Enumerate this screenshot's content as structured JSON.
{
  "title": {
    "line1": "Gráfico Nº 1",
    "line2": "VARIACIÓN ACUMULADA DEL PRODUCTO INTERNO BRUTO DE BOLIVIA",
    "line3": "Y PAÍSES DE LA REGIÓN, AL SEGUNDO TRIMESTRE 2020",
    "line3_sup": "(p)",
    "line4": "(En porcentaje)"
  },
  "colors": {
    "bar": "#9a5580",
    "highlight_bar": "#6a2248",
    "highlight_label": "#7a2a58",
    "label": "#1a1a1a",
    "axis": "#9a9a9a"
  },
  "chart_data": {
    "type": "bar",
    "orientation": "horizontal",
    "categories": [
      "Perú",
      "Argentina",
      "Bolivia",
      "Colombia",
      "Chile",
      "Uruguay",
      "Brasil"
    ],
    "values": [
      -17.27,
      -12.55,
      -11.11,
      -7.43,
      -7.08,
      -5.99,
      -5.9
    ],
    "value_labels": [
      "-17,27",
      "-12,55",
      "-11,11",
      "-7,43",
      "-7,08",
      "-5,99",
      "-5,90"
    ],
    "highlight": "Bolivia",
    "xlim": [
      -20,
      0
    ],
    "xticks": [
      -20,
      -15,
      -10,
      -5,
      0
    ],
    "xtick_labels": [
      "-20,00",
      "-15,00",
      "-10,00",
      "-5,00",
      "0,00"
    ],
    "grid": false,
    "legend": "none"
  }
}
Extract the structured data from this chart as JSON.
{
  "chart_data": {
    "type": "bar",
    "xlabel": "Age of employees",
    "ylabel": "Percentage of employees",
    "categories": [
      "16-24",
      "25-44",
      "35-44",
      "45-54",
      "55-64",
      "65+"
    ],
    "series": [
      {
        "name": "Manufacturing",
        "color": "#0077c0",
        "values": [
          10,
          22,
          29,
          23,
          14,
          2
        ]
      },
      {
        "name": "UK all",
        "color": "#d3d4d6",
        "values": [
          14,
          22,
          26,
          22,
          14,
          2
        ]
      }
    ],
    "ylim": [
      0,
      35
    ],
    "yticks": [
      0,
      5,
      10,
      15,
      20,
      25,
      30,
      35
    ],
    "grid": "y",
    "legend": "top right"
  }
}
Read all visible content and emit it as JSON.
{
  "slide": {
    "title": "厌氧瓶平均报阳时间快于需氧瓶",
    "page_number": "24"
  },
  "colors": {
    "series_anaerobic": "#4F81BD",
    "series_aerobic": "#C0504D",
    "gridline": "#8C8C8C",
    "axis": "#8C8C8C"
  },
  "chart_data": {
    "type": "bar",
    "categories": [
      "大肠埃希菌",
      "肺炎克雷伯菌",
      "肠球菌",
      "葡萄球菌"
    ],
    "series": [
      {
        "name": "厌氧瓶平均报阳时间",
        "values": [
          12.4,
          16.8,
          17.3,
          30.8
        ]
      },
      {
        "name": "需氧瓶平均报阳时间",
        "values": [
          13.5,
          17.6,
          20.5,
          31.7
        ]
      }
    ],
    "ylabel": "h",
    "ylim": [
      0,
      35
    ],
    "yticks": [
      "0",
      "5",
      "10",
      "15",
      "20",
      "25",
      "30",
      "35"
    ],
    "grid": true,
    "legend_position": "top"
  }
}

◇ ◇ ◇

To do → Copy each line of the entries that includes the word "this".

Task output →
Enumerate this screenshot's content as structured JSON.
Extract the structured data from this chart as JSON.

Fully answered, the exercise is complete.